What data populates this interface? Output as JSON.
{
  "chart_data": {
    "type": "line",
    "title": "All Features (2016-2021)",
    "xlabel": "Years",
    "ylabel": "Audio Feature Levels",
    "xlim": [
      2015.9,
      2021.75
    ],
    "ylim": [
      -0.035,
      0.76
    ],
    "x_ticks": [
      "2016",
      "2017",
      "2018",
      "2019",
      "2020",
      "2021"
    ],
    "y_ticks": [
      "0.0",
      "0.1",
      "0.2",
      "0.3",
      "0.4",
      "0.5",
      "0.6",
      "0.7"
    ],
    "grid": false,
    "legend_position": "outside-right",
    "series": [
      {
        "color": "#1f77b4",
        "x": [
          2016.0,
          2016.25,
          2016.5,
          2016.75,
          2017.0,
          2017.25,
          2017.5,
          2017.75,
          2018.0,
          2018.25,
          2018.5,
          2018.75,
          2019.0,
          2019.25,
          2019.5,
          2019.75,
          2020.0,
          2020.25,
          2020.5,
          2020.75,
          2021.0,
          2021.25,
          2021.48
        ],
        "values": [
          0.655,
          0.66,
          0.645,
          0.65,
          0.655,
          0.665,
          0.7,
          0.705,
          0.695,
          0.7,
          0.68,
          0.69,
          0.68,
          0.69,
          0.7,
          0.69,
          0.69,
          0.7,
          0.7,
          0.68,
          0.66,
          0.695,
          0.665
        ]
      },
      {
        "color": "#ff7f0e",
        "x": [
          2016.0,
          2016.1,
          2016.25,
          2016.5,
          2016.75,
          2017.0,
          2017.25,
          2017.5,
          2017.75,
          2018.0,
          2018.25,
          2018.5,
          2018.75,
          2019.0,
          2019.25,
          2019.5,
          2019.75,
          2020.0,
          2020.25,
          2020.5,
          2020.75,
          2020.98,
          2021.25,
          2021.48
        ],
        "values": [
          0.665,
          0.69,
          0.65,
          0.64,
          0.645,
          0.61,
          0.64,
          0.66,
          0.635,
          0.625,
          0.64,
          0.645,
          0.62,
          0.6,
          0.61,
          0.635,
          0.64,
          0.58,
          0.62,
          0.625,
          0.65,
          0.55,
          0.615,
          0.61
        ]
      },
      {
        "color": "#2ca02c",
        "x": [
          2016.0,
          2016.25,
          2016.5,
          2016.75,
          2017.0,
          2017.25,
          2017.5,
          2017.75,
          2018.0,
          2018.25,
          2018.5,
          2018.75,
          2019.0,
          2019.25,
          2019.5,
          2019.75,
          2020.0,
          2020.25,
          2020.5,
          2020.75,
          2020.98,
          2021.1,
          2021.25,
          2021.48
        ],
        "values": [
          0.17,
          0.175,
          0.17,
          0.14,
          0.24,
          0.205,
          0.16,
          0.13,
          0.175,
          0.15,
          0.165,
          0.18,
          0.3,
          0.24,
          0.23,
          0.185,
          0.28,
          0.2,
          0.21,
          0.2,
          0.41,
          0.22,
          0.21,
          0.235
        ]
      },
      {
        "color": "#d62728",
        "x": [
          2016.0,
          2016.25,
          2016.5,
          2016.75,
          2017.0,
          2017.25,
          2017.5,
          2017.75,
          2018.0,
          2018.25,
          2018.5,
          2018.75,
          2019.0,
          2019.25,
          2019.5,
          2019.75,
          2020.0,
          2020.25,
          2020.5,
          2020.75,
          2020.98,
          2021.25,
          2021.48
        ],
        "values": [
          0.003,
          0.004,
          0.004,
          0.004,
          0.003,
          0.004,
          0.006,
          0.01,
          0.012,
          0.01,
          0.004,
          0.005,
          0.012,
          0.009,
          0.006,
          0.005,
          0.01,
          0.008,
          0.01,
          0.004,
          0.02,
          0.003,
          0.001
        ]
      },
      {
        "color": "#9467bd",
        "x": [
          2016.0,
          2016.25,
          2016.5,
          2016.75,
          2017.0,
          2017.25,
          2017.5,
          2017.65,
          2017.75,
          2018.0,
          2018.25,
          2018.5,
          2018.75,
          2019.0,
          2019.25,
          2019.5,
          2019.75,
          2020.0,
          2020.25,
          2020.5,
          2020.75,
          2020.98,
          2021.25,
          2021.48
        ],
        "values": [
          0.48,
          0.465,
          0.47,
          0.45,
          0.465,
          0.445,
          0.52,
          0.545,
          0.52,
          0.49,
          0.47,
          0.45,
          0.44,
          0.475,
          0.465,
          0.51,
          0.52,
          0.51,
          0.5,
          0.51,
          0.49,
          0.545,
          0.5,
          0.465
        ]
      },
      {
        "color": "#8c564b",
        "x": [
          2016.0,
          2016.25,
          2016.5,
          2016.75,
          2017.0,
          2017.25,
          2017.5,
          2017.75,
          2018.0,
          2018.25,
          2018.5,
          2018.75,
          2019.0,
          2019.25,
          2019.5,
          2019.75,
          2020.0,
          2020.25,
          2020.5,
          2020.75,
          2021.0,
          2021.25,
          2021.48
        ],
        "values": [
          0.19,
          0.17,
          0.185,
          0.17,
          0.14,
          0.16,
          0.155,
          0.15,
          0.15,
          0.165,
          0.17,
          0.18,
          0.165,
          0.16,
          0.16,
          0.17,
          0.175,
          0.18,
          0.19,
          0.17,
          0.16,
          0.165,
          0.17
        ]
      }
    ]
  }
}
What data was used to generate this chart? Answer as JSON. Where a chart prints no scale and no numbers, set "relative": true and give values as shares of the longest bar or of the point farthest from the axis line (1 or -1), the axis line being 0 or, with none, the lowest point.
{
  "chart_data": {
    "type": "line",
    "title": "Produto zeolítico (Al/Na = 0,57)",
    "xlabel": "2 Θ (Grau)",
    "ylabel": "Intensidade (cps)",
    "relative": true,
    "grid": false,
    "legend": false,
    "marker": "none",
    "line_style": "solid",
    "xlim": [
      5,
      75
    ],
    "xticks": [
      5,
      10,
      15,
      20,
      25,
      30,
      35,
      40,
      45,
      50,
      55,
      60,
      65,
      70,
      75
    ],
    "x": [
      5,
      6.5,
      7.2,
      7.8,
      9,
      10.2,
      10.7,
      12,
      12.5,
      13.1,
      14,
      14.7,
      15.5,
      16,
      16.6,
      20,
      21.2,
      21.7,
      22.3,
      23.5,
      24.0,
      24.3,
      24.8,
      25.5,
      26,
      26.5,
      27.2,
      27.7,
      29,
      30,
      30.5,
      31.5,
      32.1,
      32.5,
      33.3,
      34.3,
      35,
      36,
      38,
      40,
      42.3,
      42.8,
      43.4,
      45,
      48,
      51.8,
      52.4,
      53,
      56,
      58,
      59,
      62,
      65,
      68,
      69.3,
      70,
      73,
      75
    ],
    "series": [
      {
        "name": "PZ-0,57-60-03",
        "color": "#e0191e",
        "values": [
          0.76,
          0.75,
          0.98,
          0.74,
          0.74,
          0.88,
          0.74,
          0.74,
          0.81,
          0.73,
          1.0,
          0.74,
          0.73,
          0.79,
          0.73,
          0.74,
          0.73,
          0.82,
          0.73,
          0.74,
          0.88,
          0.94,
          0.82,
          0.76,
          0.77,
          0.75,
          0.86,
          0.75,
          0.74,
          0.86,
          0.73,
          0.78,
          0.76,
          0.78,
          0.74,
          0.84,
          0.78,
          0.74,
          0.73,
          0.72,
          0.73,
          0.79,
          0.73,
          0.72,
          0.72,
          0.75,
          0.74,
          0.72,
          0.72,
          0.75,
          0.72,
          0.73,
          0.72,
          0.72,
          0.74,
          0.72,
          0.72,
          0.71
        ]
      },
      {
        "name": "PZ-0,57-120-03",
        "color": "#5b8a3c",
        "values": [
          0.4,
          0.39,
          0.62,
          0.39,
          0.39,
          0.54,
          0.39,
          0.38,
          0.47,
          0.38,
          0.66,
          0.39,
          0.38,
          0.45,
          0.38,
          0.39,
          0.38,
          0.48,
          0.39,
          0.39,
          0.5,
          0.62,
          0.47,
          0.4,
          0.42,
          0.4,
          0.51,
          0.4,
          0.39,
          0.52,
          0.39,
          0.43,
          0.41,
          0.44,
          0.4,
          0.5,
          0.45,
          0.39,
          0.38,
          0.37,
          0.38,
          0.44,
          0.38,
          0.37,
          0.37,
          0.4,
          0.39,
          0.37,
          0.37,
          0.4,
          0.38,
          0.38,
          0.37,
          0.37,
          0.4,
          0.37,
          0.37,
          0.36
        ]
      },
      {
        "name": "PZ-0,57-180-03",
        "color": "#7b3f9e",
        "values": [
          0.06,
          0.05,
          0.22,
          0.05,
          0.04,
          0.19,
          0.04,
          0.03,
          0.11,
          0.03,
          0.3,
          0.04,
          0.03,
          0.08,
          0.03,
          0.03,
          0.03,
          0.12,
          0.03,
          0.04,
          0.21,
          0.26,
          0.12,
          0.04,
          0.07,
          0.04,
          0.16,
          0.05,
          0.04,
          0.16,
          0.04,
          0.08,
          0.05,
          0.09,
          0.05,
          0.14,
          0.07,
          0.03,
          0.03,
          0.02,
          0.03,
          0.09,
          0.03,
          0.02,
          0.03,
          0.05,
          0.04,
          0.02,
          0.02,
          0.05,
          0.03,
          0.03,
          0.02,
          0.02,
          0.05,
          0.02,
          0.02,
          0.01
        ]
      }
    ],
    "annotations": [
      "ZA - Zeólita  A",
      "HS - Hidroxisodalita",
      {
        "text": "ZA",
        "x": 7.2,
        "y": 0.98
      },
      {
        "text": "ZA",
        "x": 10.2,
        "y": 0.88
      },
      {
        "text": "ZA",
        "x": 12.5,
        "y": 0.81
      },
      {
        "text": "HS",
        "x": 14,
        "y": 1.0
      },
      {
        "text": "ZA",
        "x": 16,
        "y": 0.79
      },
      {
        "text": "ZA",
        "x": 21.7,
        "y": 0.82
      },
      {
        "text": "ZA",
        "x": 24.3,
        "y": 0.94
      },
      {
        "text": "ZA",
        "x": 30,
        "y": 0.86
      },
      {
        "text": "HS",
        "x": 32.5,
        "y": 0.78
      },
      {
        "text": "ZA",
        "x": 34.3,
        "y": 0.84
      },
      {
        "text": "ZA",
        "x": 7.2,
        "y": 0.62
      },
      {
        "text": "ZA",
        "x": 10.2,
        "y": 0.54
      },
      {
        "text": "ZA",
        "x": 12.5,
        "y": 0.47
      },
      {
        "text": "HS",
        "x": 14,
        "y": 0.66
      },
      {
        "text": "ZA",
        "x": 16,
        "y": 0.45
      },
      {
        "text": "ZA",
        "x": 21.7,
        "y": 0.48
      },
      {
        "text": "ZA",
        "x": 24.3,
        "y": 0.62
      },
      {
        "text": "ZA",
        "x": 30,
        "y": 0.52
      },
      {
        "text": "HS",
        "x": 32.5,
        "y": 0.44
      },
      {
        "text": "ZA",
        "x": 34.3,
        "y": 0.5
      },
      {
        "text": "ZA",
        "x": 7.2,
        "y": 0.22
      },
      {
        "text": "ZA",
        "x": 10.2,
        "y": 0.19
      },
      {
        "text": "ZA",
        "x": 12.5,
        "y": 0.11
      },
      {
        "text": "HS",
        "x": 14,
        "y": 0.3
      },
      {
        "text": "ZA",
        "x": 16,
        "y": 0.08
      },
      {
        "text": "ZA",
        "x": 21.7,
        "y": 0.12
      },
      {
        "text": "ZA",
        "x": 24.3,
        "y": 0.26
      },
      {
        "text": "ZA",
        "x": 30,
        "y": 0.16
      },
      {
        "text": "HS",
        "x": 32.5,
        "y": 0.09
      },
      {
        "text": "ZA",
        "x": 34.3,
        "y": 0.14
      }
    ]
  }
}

:::::

## TASK DESCRIPTION
Give nothing but the number of lines containing the string "name".

## PROBLEM SOLUTION
3